* Instructions for the task
Your task is to copy the listing exactly, with the pictures left out.

* Exercise inputs
<<<<

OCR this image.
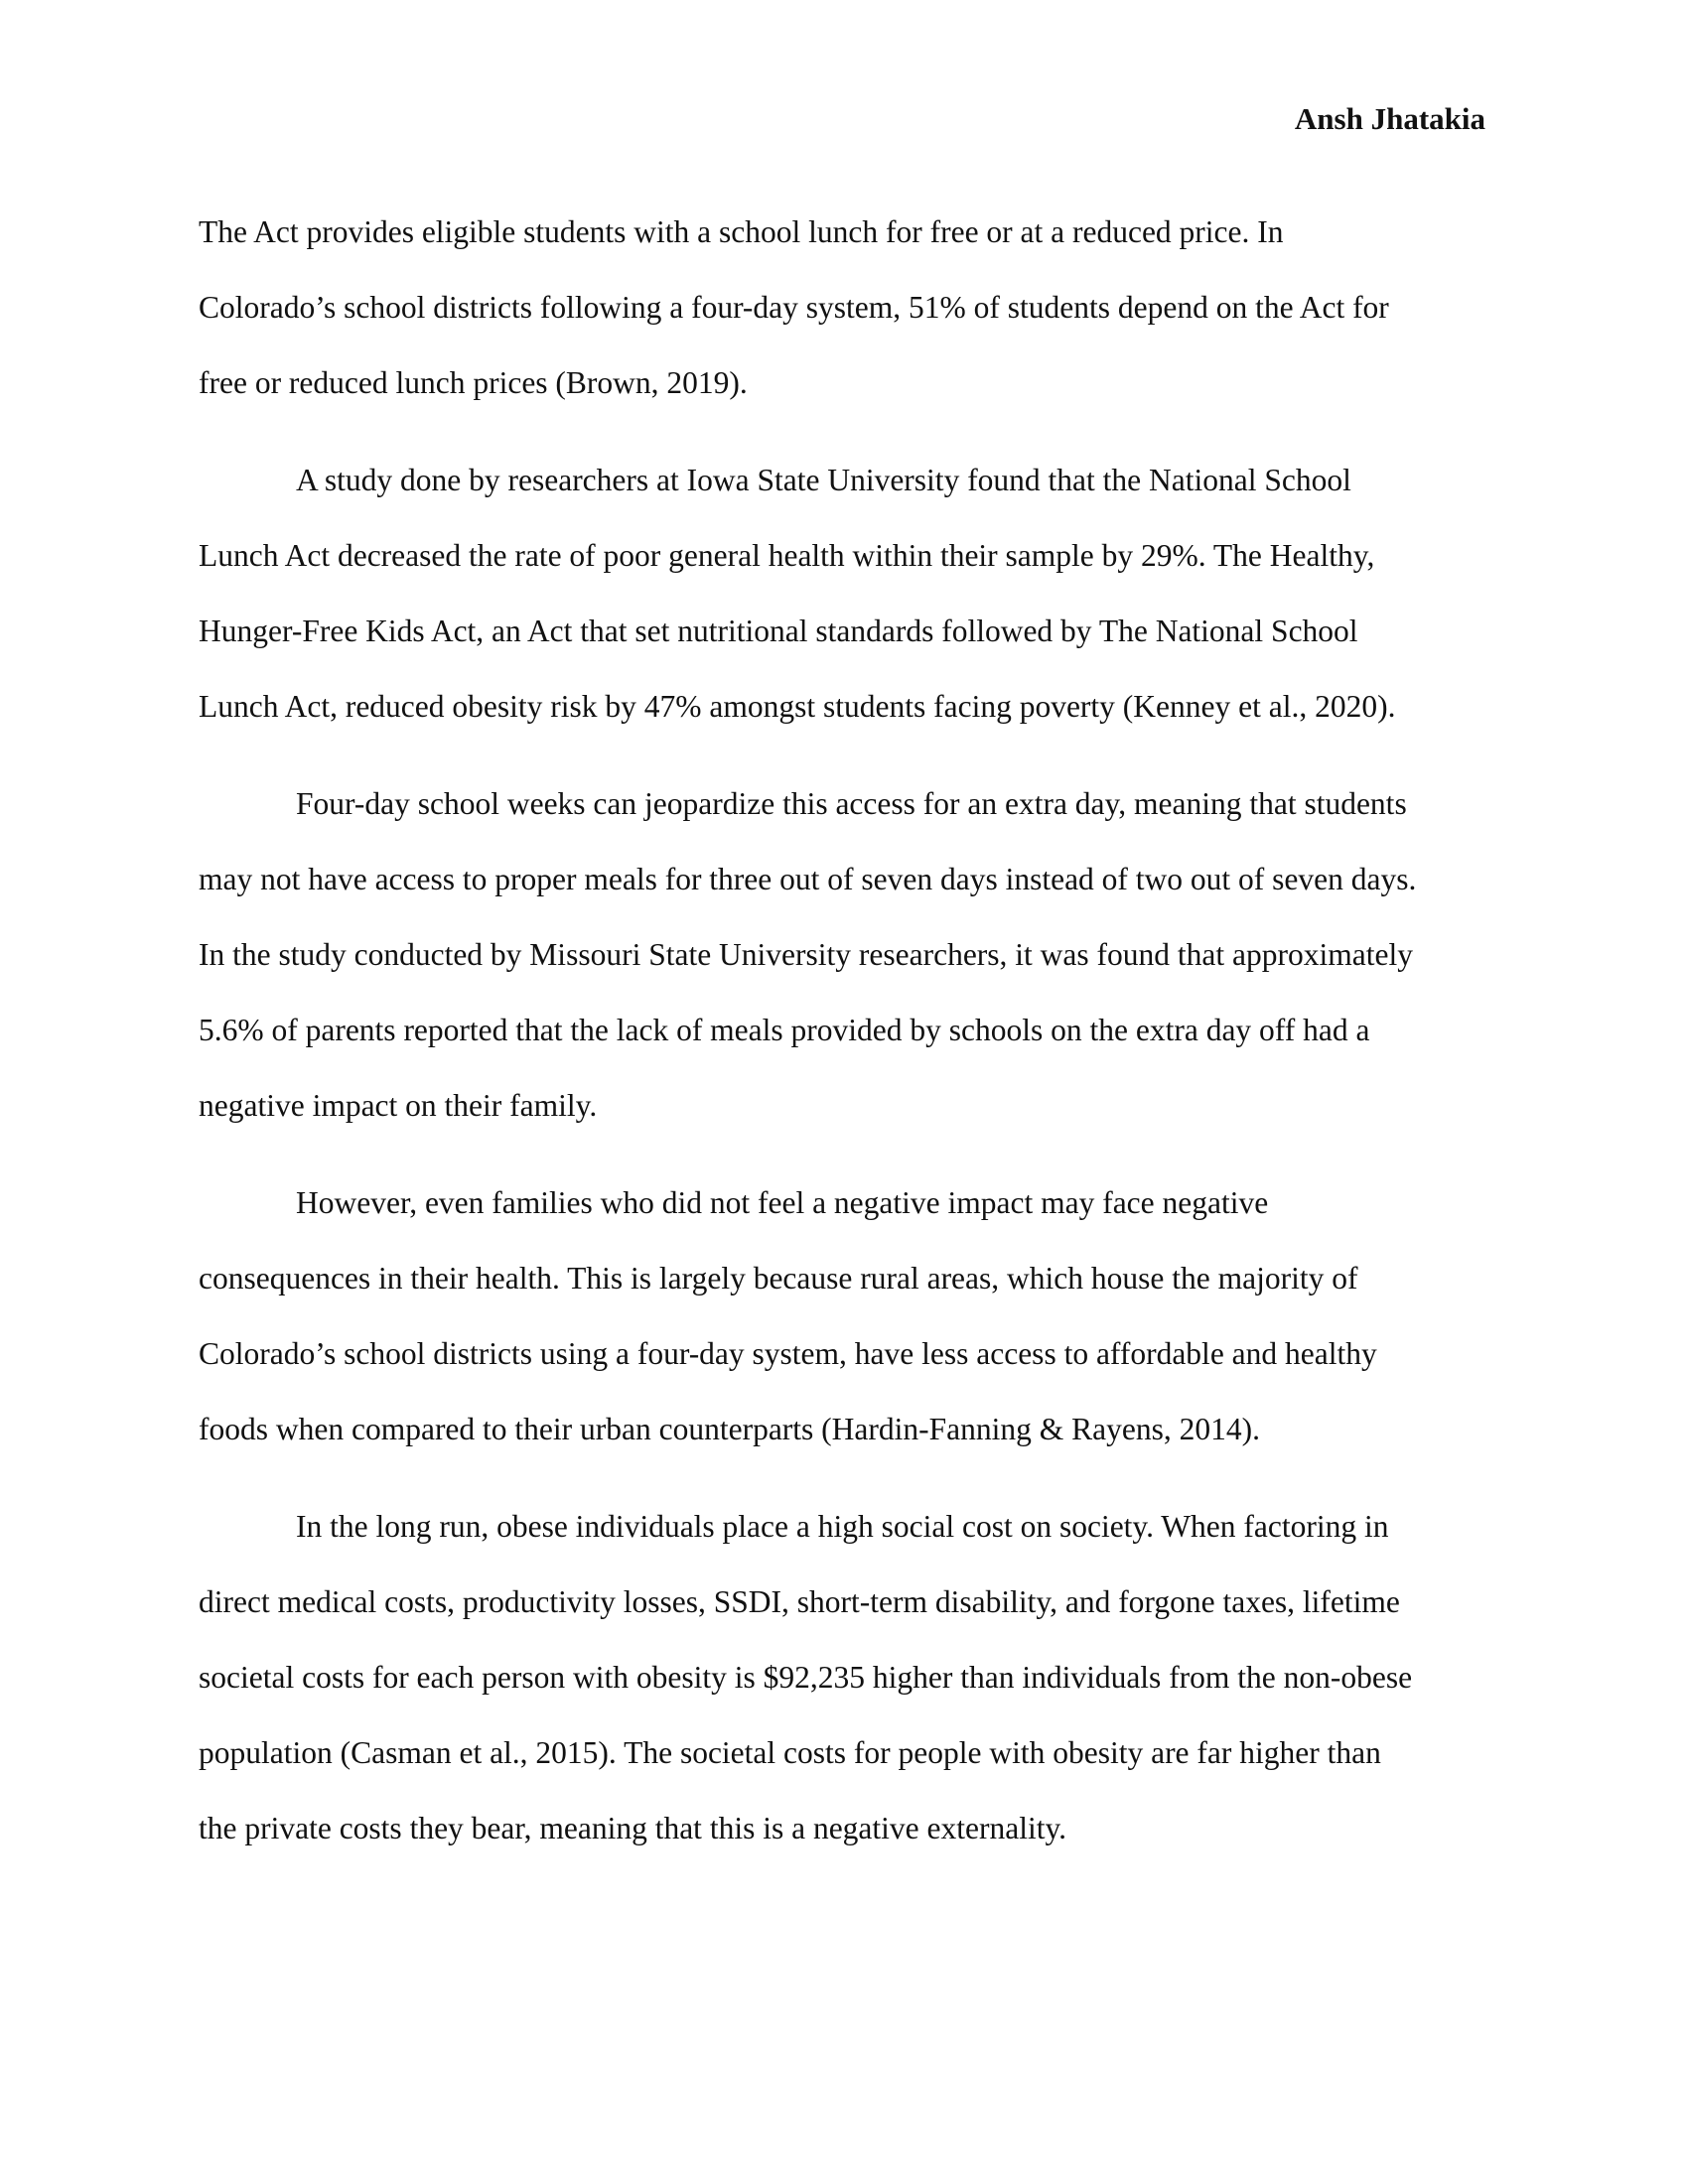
Ansh Jhatakia

The Act provides eligible students with a school lunch for free or at a reduced price. In
Colorado’s school districts following a four-day system, 51% of students depend on the Act for
free or reduced lunch prices (Brown, 2019).

A study done by researchers at Iowa State University found that the National School
Lunch Act decreased the rate of poor general health within their sample by 29%. The Healthy,
Hunger-Free Kids Act, an Act that set nutritional standards followed by The National School
Lunch Act, reduced obesity risk by 47% amongst students facing poverty (Kenney et al., 2020).

Four-day school weeks can jeopardize this access for an extra day, meaning that students
may not have access to proper meals for three out of seven days instead of two out of seven days.
In the study conducted by Missouri State University researchers, it was found that approximately
5.6% of parents reported that the lack of meals provided by schools on the extra day off had a
negative impact on their family.

However, even families who did not feel a negative impact may face negative
consequences in their health. This is largely because rural areas, which house the majority of
Colorado’s school districts using a four-day system, have less access to affordable and healthy
foods when compared to their urban counterparts (Hardin-Fanning & Rayens, 2014).

In the long run, obese individuals place a high social cost on society. When factoring in
direct medical costs, productivity losses, SSDI, short-term disability, and forgone taxes, lifetime
societal costs for each person with obesity is $92,235 higher than individuals from the non-obese
population (Casman et al., 2015). The societal costs for people with obesity are far higher than
the private costs they bear, meaning that this is a negative externality.
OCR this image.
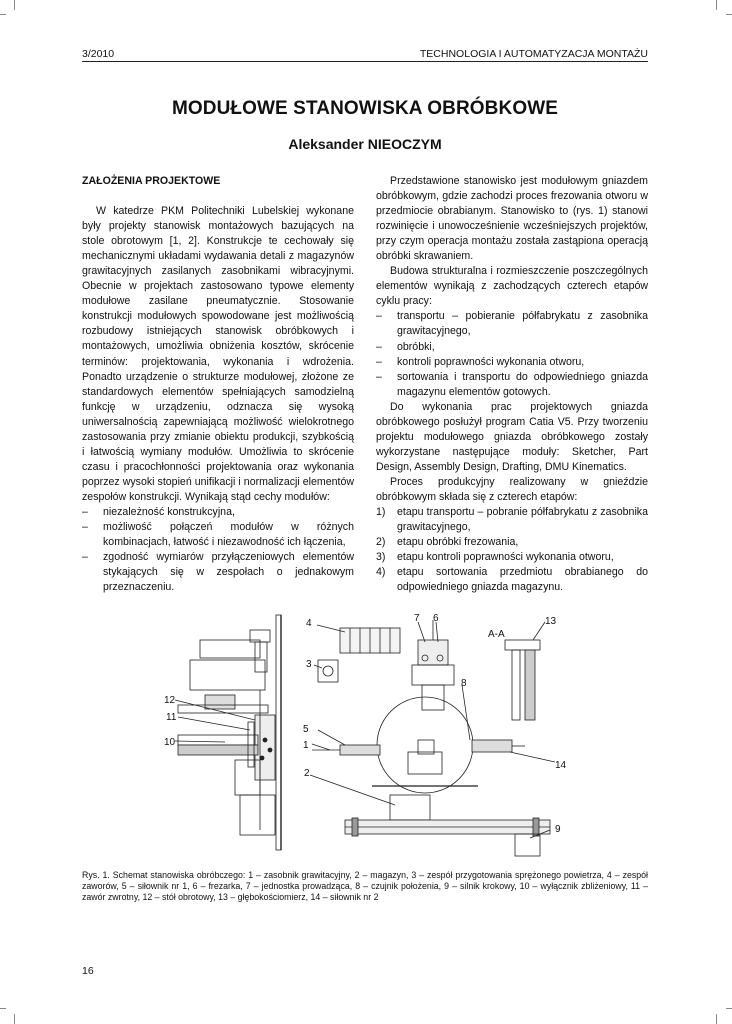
3/2010	TECHNOLOGIA I AUTOMATYZACJA MONTAŻU
MODUŁOWE STANOWISKA OBRÓBKOWE
Aleksander NIEOCZYM
ZAŁOŻENIA PROJEKTOWE

W katedrze PKM Politechniki Lubelskiej wykonane były projekty stanowisk montażowych bazujących na stole obrotowym [1, 2]. Konstrukcje te cechowały się mechanicznymi układami wydawania detali z magazynów grawitacyjnych zasilanych zasobnikami wibracyjnymi. Obecnie w projektach zastosowano typowe elementy modułowe zasilane pneumatycznie. Stosowanie konstrukcji modułowych spowodowane jest możliwością rozbudowy istniejących stanowisk obróbkowych i montażowych, umożliwia obniżenia kosztów, skrócenie terminów: projektowania, wykonania i wdrożenia. Ponadto urządzenie o strukturze modułowej, złożone ze standardowych elementów spełniających samodzielną funkcję w urządzeniu, odznacza się wysoką uniwersalnością zapewniającą możliwość wielokrotnego zastosowania przy zmianie obiektu produkcji, szybkością i łatwością wymiany modułów. Umożliwia to skrócenie czasu i pracochłonności projektowania oraz wykonania poprzez wysoki stopień unifikacji i normalizacji elementów zespołów konstrukcji. Wynikają stąd cechy modułów:

– niezależność konstrukcyjna,
– możliwość połączeń modułów w różnych kombinacjach, łatwość i niezawodność ich łączenia,
– zgodność wymiarów przyłączeniowych elementów stykających się w zespołach o jednakowym przeznaczeniu.

Przedstawione stanowisko jest modułowym gniazdem obróbkowym, gdzie zachodzi proces frezowania otworu w przedmiocie obrabianym. Stanowisko to (rys. 1) stanowi rozwinięcie i unowocześnienie wcześniejszych projektów, przy czym operacja montażu została zastąpiona operacją obróbki skrawaniem.

Budowa strukturalna i rozmieszczenie poszczególnych elementów wynikają z zachodzących czterech etapów cyklu pracy:

– transportu – pobieranie półfabrykatu z zasobnika grawitacyjnego,
– obróbki,
– kontroli poprawności wykonania otworu,
– sortowania i transportu do odpowiedniego gniazda magazynu elementów gotowych.

Do wykonania prac projektowych gniazda obróbkowego posłużył program Catia V5. Przy tworzeniu projektu modułowego gniazda obróbkowego zostały wykorzystane następujące moduły: Sketcher, Part Design, Assembly Design, Drafting, DMU Kinematics.

Proces produkcyjny realizowany w gnieździe obróbkowym składa się z czterech etapów:

1) etapu transportu – pobranie półfabrykatu z zasobnika grawitacyjnego,
2) etapu obróbki frezowania,
3) etapu kontroli poprawności wykonania otworu,
4) etapu sortowania przedmiotu obrabianego do odpowiedniego gniazda magazynu.
4
3
7 6
A-A
13
8
12
11
10
5
1
2
14
9
Rys. 1. Schemat stanowiska obróbczego: 1 – zasobnik grawitacyjny, 2 – magazyn, 3 – zespół przygotowania sprężonego powietrza, 4 – zespół zaworów, 5 – siłownik nr 1, 6 – frezarka, 7 – jednostka prowadząca, 8 – czujnik położenia, 9 – silnik krokowy, 10 – wyłącznik zbliżeniowy, 11 – zawór zwrotny, 12 – stół obrotowy, 13 – głębokościomierz, 14 – siłownik nr 2
16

>>>>

* Solution for this problem
OCR this image.
Ansh Jhatakia

The Act provides eligible students with a school lunch for free or at a reduced price. In
Colorado’s school districts following a four-day system, 51% of students depend on the Act for
free or reduced lunch prices (Brown, 2019).

A study done by researchers at Iowa State University found that the National School
Lunch Act decreased the rate of poor general health within their sample by 29%. The Healthy,
Hunger-Free Kids Act, an Act that set nutritional standards followed by The National School
Lunch Act, reduced obesity risk by 47% amongst students facing poverty (Kenney et al., 2020).

Four-day school weeks can jeopardize this access for an extra day, meaning that students
may not have access to proper meals for three out of seven days instead of two out of seven days.
In the study conducted by Missouri State University researchers, it was found that approximately
5.6% of parents reported that the lack of meals provided by schools on the extra day off had a
negative impact on their family.

However, even families who did not feel a negative impact may face negative
consequences in their health. This is largely because rural areas, which house the majority of
Colorado’s school districts using a four-day system, have less access to affordable and healthy
foods when compared to their urban counterparts (Hardin-Fanning & Rayens, 2014).

In the long run, obese individuals place a high social cost on society. When factoring in
direct medical costs, productivity losses, SSDI, short-term disability, and forgone taxes, lifetime
societal costs for each person with obesity is $92,235 higher than individuals from the non-obese
population (Casman et al., 2015). The societal costs for people with obesity are far higher than
the private costs they bear, meaning that this is a negative externality.
OCR this image.
3/2010	TECHNOLOGIA I AUTOMATYZACJA MONTAŻU
MODUŁOWE STANOWISKA OBRÓBKOWE
Aleksander NIEOCZYM
ZAŁOŻENIA PROJEKTOWE

W katedrze PKM Politechniki Lubelskiej wykonane były projekty stanowisk montażowych bazujących na stole obrotowym [1, 2]. Konstrukcje te cechowały się mechanicznymi układami wydawania detali z magazynów grawitacyjnych zasilanych zasobnikami wibracyjnymi. Obecnie w projektach zastosowano typowe elementy modułowe zasilane pneumatycznie. Stosowanie konstrukcji modułowych spowodowane jest możliwością rozbudowy istniejących stanowisk obróbkowych i montażowych, umożliwia obniżenia kosztów, skrócenie terminów: projektowania, wykonania i wdrożenia. Ponadto urządzenie o strukturze modułowej, złożone ze standardowych elementów spełniających samodzielną funkcję w urządzeniu, odznacza się wysoką uniwersalnością zapewniającą możliwość wielokrotnego zastosowania przy zmianie obiektu produkcji, szybkością i łatwością wymiany modułów. Umożliwia to skrócenie czasu i pracochłonności projektowania oraz wykonania poprzez wysoki stopień unifikacji i normalizacji elementów zespołów konstrukcji. Wynikają stąd cechy modułów:

– niezależność konstrukcyjna,
– możliwość połączeń modułów w różnych kombinacjach, łatwość i niezawodność ich łączenia,
– zgodność wymiarów przyłączeniowych elementów stykających się w zespołach o jednakowym przeznaczeniu.

Przedstawione stanowisko jest modułowym gniazdem obróbkowym, gdzie zachodzi proces frezowania otworu w przedmiocie obrabianym. Stanowisko to (rys. 1) stanowi rozwinięcie i unowocześnienie wcześniejszych projektów, przy czym operacja montażu została zastąpiona operacją obróbki skrawaniem.

Budowa strukturalna i rozmieszczenie poszczególnych elementów wynikają z zachodzących czterech etapów cyklu pracy:

– transportu – pobieranie półfabrykatu z zasobnika grawitacyjnego,
– obróbki,
– kontroli poprawności wykonania otworu,
– sortowania i transportu do odpowiedniego gniazda magazynu elementów gotowych.

Do wykonania prac projektowych gniazda obróbkowego posłużył program Catia V5. Przy tworzeniu projektu modułowego gniazda obróbkowego zostały wykorzystane następujące moduły: Sketcher, Part Design, Assembly Design, Drafting, DMU Kinematics.

Proces produkcyjny realizowany w gnieździe obróbkowym składa się z czterech etapów:

1) etapu transportu – pobranie półfabrykatu z zasobnika grawitacyjnego,
2) etapu obróbki frezowania,
3) etapu kontroli poprawności wykonania otworu,
4) etapu sortowania przedmiotu obrabianego do odpowiedniego gniazda magazynu.
4
3
7 6
A-A
13
8
12
11
10
5
1
2
14
9
Rys. 1. Schemat stanowiska obróbczego: 1 – zasobnik grawitacyjny, 2 – magazyn, 3 – zespół przygotowania sprężonego powietrza, 4 – zespół zaworów, 5 – siłownik nr 1, 6 – frezarka, 7 – jednostka prowadząca, 8 – czujnik położenia, 9 – silnik krokowy, 10 – wyłącznik zbliżeniowy, 11 – zawór zwrotny, 12 – stół obrotowy, 13 – głębokościomierz, 14 – siłownik nr 2
16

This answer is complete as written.